→ Problem description
Track down the lines that contain "องเร" and copy them.
▼▼▼
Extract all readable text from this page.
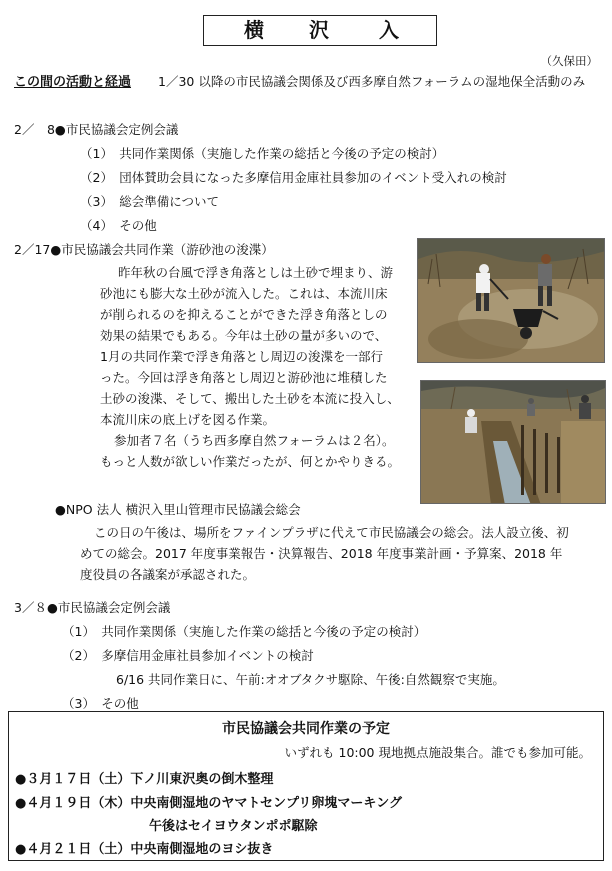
横 沢	入
（久保田）
この間の活動と経過 1／30 以降の市民協議会関係及び西多摩自然フォーラムの湿地保全活動のみ
2／　8●市民協議会定例会議
（1）　共同作業関係（実施した作業の総括と今後の予定の検討）
（2）　団体賛助会員になった多摩信用金庫社員参加のイベント受入れの検討
（3）　総会準備について
（4）　その他
2／17●市民協議会共同作業（游砂池の浚渫）
昨年秋の台風で浮き角落としは土砂で埋まり、游
砂池にも膨大な土砂が流入した。これは、本流川床
が削られるのを抑えることができた浮き角落としの
効果の結果でもある。今年は土砂の量が多いので、
1月の共同作業で浮き角落とし周辺の浚渫を一部行
った。今回は浮き角落とし周辺と游砂池に堆積した
土砂の浚渫、そして、搬出した土砂を本流に投入し、
本流川床の底上げを図る作業。
参加者７名（うち西多摩自然フォーラムは２名）。
もっと人数が欲しい作業だったが、何とかやりきる。
●NPO 法人 横沢入里山管理市民協議会総会
この日の午後は、場所をファインプラザに代えて市民協議会の総会。法人設立後、初
めての総会。2017 年度事業報告・決算報告、2018 年度事業計画・予算案、2018 年
度役員の各議案が承認された。
3／８●市民協議会定例会議
（1）　共同作業関係（実施した作業の総括と今後の予定の検討）
（2）　多摩信用金庫社員参加イベントの検討
6/16 共同作業日に、午前:オオブタクサ駆除、午後:自然観察で実施。
（3）　その他
市民協議会共同作業の予定
いずれも 10:00 現地拠点施設集合。誰でも参加可能。
●３月１７日（土）下ノ川東沢奥の倒木整理
●４月１９日（木）中央南側湿地のヤマトセンプリ卵塊マーキング
午後はセイヨウタンポポ駆除
●４月２１日（土）中央南側湿地のヨシ抜き
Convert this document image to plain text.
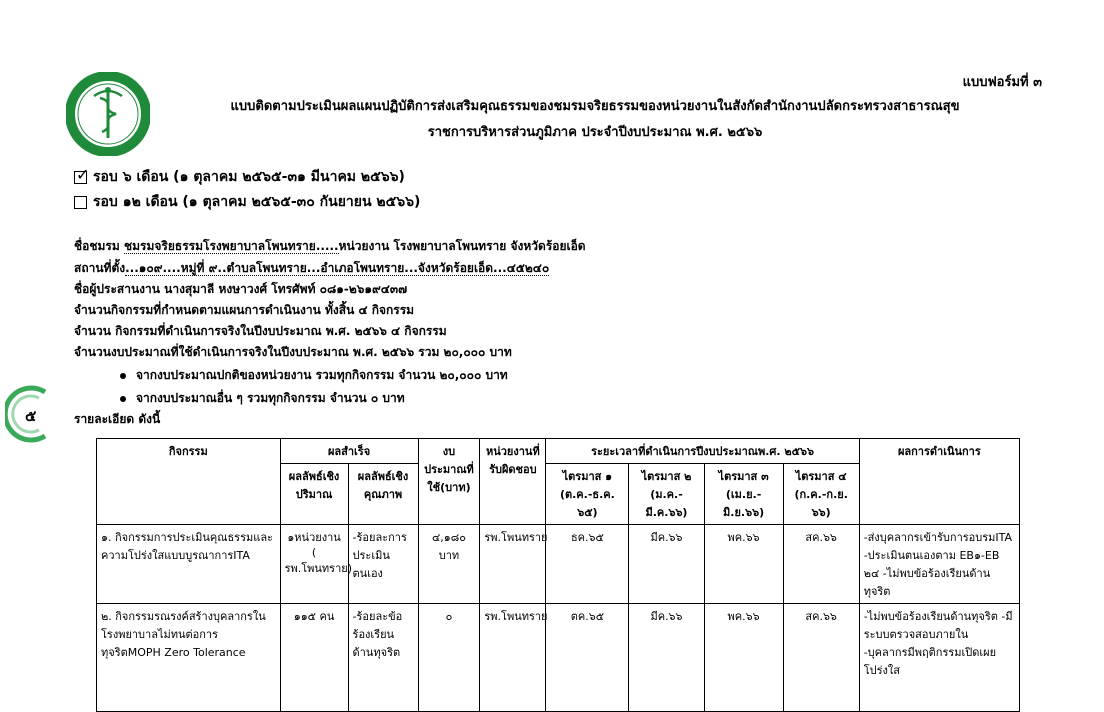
แบบฟอร์มที่ ๓
แบบติดตามประเมินผลแผนปฏิบัติการส่งเสริมคุณธรรมของชมรมจริยธรรมของหน่วยงานในสังกัดสำนักงานปลัดกระทรวงสาธารณสุข
ราชการบริหารส่วนภูมิภาค ประจำปีงบประมาณ พ.ศ. ๒๕๖๖
✓ รอบ ๖ เดือน (๑ ตุลาคม ๒๕๖๕-๓๑ มีนาคม ๒๕๖๖)
รอบ ๑๒ เดือน (๑ ตุลาคม ๒๕๖๕-๓๐ กันยายน ๒๕๖๖)
ชื่อชมรม ชมรมจริยธรรมโรงพยาบาลโพนทราย.....หน่วยงาน โรงพยาบาลโพนทราย จังหวัดร้อยเอ็ด
สถานที่ตั้ง...๑๐๙....หมู่ที่ ๙..ตำบลโพนทราย...อำเภอโพนทราย...จังหวัดร้อยเอ็ด...๔๕๒๔๐
ชื่อผู้ประสานงาน นางสุมาลี หงษาวงศ์ โทรศัพท์ ๐๘๑-๒๖๑๙๔๓๗
จำนวนกิจกรรมที่กำหนดตามแผนการดำเนินงาน ทั้งสิ้น ๔ กิจกรรม
จำนวน กิจกรรมที่ดำเนินการจริงในปีงบประมาณ พ.ศ. ๒๕๖๖ ๔ กิจกรรม
จำนวนงบประมาณที่ใช้ดำเนินการจริงในปีงบประมาณ พ.ศ. ๒๕๖๖ รวม ๒๐,๐๐๐ บาท
จากงบประมาณปกติของหน่วยงาน รวมทุกกิจกรรม จำนวน ๒๐,๐๐๐ บาท
จากงบประมาณอื่น ๆ รวมทุกกิจกรรม จำนวน ๐ บาท
๕	รายละเอียด ดังนี้
กิจกรรม	ผลสำเร็จ		งบประมาณที่ใช้(บาท)	หน่วยงานที่รับผิดชอบ	ระยะเวลาที่ดำเนินการปีงบประมาณพ.ศ. ๒๕๖๖				ผลการดำเนินการ
	ผลลัพธ์เชิงปริมาณ	ผลลัพธ์เชิงคุณภาพ			ไตรมาส ๑ (ต.ค.-ธ.ค. ๖๕)	ไตรมาส ๒ (ม.ค.-มี.ค.๖๖)	ไตรมาส ๓ (เม.ย.-มิ.ย.๖๖)	ไตรมาส ๔ (ก.ค.-ก.ย. ๖๖)	
๑. กิจกรรมการประเมินคุณธรรมและความโปร่งใสแบบบูรณาการITA	๑หน่วยงาน ( รพ.โพนทราย)	-ร้อยละการประเมินตนเอง	๔,๑๘๐ บาท	รพ.โพนทราย	ธค.๖๕	มีค.๖๖	พค.๖๖	สค.๖๖	-ส่งบุคลากรเข้ารับการอบรมITA -ประเมินตนเองตาม EB๑-EB ๒๔ -ไม่พบข้อร้องเรียนด้านทุจริต
๒. กิจกรรมรณรงค์สร้างบุคลากรในโรงพยาบาลไม่ทนต่อการทุจริตMOPH Zero Tolerance	๑๑๕ คน	-ร้อยละข้อร้องเรียนด้านทุจริต	๐	รพ.โพนทราย	ตค.๖๕	มีค.๖๖	พค.๖๖	สค.๖๖	-ไม่พบข้อร้องเรียนด้านทุจริต -มีระบบตรวจสอบภายใน -บุคลากรมีพฤติกรรมเปิดเผยโปร่งใส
▲▲▲
→ Output of the task
๑. กิจกรรมการประเมินคุณธรรมและความโปร่งใสแบบบูรณาการITA	๑หน่วยงาน ( รพ.โพนทราย)	-ร้อยละการประเมินตนเอง	๔,๑๘๐ บาท	รพ.โพนทราย	ธค.๖๕	มีค.๖๖	พค.๖๖	สค.๖๖	-ส่งบุคลากรเข้ารับการอบรมITA -ประเมินตนเองตาม EB๑-EB ๒๔ -ไม่พบข้อร้องเรียนด้านทุจริต
๒. กิจกรรมรณรงค์สร้างบุคลากรในโรงพยาบาลไม่ทนต่อการทุจริตMOPH Zero Tolerance	๑๑๕ คน	-ร้อยละข้อร้องเรียนด้านทุจริต	๐	รพ.โพนทราย	ตค.๖๕	มีค.๖๖	พค.๖๖	สค.๖๖	-ไม่พบข้อร้องเรียนด้านทุจริต -มีระบบตรวจสอบภายใน -บุคลากรมีพฤติกรรมเปิดเผยโปร่งใส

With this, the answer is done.